> AIM OF THE EXERCISE: Repeat each line of the material below exactly as it appears, minus any pictures.

Stored entries
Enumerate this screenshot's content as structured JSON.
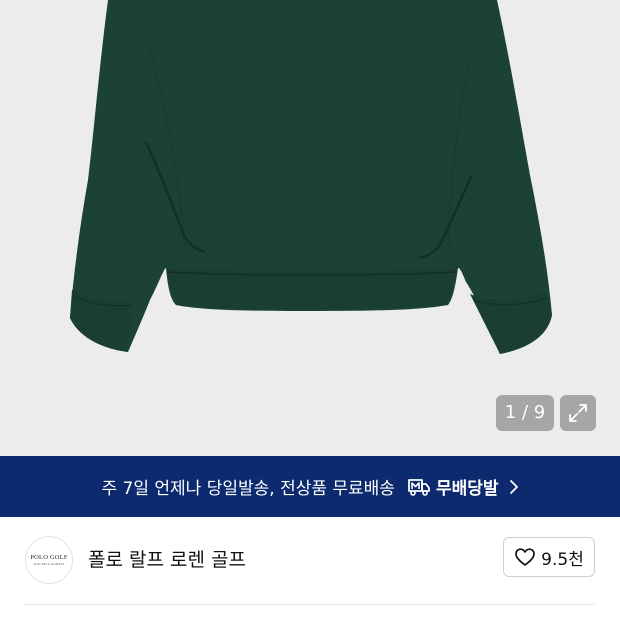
{
  "gallery": {
    "counter_current": "1",
    "counter_total": "9",
    "counter_text": "1 / 9",
    "background_color": "#ececec",
    "product_color": "#1c4236",
    "expand_icon": "expand-arrows-icon"
  },
  "banner": {
    "message": "주 7일 언제나 당일발송, 전상품 무료배송",
    "badge_label": "무배당발",
    "badge_icon": "delivery-truck-m-icon",
    "chevron_icon": "chevron-right-icon",
    "background_color": "#0d2a6e"
  },
  "brand": {
    "logo_line1": "POLO GOLF",
    "logo_line2": "RALPH LAUREN",
    "name": "폴로 랄프 로렌 골프"
  },
  "like": {
    "icon": "heart-outline-icon",
    "count": "9.5천"
  }
}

> EXERCISE RESULT:
Enumerate this screenshot's content as structured JSON.
{
  "gallery": {
    "counter_current": "1",
    "counter_total": "9",
    "counter_text": "1 / 9",
    "background_color": "#ececec",
    "product_color": "#1c4236",
    "expand_icon": "expand-arrows-icon"
  },
  "banner": {
    "message": "주 7일 언제나 당일발송, 전상품 무료배송",
    "badge_label": "무배당발",
    "badge_icon": "delivery-truck-m-icon",
    "chevron_icon": "chevron-right-icon",
    "background_color": "#0d2a6e"
  },
  "brand": {
    "logo_line1": "POLO GOLF",
    "logo_line2": "RALPH LAUREN",
    "name": "폴로 랄프 로렌 골프"
  },
  "like": {
    "icon": "heart-outline-icon",
    "count": "9.5천"
  }
}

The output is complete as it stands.